--- start of Data ---

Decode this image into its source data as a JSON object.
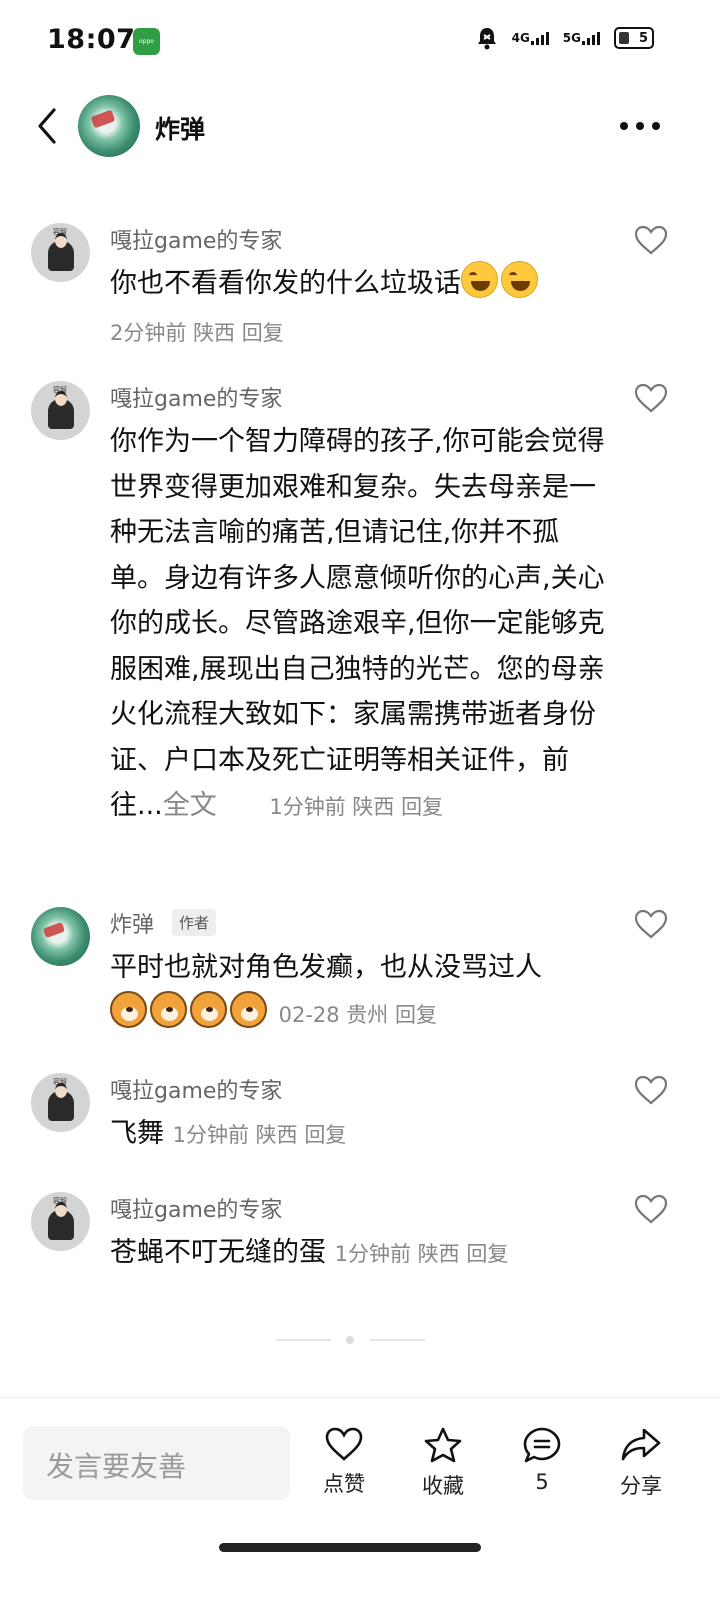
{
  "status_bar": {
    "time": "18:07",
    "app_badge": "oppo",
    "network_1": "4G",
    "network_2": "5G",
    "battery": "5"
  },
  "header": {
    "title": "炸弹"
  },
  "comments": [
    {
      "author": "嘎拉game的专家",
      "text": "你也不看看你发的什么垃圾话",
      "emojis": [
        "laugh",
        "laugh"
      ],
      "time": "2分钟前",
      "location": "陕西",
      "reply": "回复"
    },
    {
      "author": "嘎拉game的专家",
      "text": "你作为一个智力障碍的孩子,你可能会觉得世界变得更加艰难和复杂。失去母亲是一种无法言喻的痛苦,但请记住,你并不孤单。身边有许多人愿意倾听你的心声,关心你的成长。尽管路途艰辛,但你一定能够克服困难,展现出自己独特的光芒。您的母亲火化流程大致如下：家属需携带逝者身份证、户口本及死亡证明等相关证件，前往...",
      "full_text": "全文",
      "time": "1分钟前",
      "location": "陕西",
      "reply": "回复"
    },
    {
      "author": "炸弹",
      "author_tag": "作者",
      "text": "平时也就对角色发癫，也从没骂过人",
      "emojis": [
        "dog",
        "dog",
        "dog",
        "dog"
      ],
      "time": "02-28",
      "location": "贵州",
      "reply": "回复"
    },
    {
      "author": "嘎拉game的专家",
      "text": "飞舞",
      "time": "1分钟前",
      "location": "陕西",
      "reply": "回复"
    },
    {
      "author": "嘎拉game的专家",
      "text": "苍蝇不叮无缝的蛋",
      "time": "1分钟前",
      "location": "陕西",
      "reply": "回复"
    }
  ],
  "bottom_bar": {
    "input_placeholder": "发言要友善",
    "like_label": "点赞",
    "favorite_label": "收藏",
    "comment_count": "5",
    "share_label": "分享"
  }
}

--- end of Data ---
--- start of Data ---

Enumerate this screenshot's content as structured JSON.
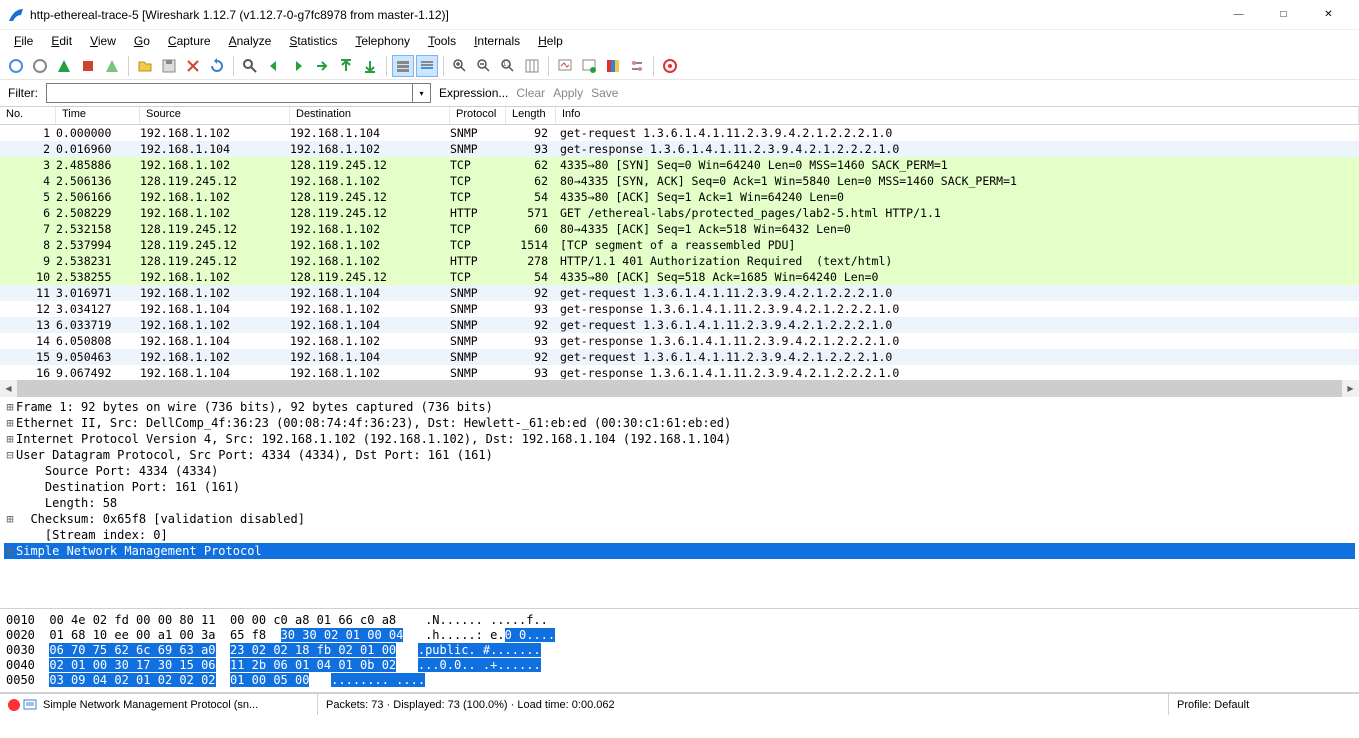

--- end of Data ---
--- start of Data ---

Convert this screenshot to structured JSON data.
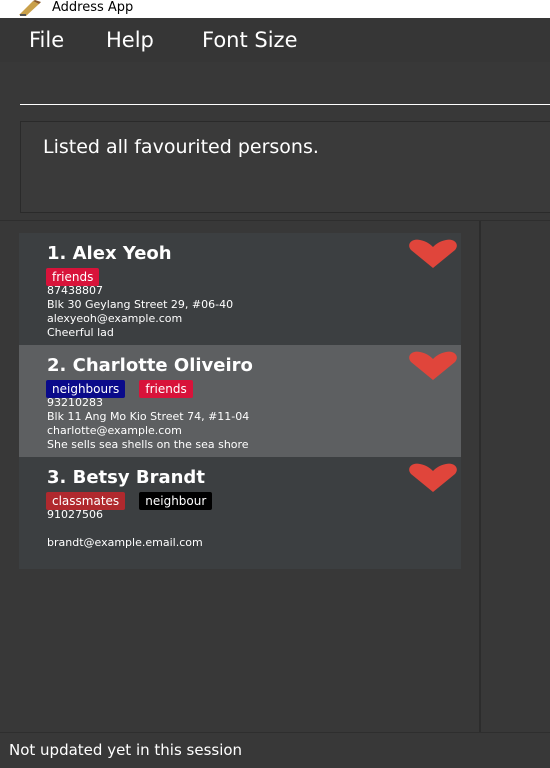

--- end of Data ---

• Stated goal
Identify each line containing the string "structured" and copy it out.

• Exercise output
Enumerate this screenshot's content as structured JSON.
Convert this screenshot to structured JSON data.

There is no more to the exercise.